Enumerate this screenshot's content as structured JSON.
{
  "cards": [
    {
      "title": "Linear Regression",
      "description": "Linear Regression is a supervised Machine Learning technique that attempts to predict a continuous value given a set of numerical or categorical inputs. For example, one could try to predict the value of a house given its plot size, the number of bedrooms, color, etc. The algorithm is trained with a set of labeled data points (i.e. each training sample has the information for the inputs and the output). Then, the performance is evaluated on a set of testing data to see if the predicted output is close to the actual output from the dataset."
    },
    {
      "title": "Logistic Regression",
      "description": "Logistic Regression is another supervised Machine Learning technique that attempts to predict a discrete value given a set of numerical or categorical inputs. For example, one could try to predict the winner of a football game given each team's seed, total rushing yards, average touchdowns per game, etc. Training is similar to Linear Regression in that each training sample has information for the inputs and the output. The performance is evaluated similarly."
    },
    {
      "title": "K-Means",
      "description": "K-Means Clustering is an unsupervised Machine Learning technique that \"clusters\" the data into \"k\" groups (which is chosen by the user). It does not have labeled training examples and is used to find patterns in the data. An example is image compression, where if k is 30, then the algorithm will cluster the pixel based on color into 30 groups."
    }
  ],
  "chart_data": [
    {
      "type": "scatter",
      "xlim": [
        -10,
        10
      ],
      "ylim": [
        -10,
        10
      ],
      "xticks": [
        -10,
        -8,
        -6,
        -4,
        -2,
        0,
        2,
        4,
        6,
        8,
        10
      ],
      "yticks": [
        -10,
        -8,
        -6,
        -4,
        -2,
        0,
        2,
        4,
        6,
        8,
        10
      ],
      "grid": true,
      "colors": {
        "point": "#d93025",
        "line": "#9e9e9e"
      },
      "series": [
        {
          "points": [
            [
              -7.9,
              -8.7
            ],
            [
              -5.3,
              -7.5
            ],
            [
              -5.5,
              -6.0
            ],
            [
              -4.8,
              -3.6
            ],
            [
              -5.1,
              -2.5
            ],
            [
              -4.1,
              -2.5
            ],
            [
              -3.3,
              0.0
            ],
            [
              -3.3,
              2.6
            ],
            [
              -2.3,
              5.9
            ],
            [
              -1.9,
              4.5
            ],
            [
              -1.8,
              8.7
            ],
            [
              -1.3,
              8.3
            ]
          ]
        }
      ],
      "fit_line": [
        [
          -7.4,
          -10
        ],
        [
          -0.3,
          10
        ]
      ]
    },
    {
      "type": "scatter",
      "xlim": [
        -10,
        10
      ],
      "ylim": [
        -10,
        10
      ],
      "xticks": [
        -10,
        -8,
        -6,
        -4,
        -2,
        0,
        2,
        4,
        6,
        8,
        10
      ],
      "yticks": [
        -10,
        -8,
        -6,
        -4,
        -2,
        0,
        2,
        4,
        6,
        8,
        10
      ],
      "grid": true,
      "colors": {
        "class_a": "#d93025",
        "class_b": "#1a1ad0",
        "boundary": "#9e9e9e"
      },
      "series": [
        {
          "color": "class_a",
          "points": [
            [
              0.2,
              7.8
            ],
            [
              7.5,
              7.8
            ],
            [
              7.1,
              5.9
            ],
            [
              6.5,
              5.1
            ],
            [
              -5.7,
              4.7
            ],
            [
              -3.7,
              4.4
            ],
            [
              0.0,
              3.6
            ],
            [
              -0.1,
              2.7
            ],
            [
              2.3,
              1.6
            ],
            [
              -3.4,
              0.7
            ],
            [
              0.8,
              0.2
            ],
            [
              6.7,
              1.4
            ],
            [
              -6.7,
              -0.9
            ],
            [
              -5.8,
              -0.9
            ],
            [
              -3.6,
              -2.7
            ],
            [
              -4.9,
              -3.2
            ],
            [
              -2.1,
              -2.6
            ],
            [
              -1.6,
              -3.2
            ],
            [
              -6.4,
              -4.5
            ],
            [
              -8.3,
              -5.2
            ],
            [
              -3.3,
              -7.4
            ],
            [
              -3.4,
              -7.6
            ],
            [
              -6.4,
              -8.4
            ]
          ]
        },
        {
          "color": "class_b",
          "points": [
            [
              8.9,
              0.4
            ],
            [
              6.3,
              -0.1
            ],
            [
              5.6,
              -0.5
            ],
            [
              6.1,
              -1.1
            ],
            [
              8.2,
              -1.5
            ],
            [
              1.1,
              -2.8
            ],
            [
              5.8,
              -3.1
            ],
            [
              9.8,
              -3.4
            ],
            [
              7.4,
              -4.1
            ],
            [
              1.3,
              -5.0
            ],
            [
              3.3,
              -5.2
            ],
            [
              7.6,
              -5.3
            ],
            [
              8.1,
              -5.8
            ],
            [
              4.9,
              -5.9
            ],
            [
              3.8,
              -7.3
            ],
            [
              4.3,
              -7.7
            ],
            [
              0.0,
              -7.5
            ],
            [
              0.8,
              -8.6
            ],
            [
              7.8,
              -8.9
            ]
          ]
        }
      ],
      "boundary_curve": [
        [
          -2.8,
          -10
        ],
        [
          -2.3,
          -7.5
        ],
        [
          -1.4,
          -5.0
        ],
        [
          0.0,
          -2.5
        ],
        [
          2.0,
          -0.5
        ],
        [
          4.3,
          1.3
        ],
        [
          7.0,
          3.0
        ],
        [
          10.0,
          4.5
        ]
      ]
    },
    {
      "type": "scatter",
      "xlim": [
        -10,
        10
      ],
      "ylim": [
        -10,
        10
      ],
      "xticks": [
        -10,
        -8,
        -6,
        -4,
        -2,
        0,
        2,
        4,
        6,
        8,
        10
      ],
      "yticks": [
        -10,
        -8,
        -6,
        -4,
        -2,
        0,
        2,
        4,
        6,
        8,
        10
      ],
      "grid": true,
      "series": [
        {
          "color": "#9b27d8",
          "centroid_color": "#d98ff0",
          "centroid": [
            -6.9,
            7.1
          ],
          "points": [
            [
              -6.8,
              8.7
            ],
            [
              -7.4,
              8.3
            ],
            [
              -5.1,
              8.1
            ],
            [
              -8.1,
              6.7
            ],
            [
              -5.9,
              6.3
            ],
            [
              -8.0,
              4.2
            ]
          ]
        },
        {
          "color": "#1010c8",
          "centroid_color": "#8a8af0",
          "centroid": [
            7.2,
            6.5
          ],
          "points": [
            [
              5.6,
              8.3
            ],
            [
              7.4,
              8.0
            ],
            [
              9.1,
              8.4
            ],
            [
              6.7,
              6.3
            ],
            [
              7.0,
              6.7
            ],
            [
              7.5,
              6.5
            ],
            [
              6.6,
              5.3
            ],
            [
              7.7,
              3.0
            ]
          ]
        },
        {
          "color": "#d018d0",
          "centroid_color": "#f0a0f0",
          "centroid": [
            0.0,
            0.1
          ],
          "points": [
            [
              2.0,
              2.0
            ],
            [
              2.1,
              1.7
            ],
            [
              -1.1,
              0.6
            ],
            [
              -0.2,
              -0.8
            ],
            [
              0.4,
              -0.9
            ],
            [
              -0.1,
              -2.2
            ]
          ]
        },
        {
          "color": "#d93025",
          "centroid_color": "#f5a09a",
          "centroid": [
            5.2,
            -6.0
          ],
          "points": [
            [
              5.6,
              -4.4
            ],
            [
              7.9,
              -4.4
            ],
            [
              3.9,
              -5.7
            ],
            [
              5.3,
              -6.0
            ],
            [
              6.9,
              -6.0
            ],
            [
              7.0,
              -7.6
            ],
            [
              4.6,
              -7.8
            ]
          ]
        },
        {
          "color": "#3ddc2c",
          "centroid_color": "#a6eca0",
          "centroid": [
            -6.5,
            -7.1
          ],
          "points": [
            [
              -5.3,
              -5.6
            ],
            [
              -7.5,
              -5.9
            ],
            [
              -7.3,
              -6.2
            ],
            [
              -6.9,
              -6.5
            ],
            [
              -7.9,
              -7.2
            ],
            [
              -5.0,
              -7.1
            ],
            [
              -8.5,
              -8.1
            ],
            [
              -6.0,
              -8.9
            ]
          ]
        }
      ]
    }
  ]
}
========================
Do this — Show all lines above holding "Logistic".

Full answer —
      "title": "Logistic Regression",
      "description": "Logistic Regression is another supervised Machine Learning technique that attempts to predict a discrete value given a set of numerical or categorical inputs. For example, one could try to predict the winner of a football game given each team's seed, total rushing yards, average touchdowns per game, etc. Training is similar to Linear Regression in that each training sample has information for the inputs and the output. The performance is evaluated similarly."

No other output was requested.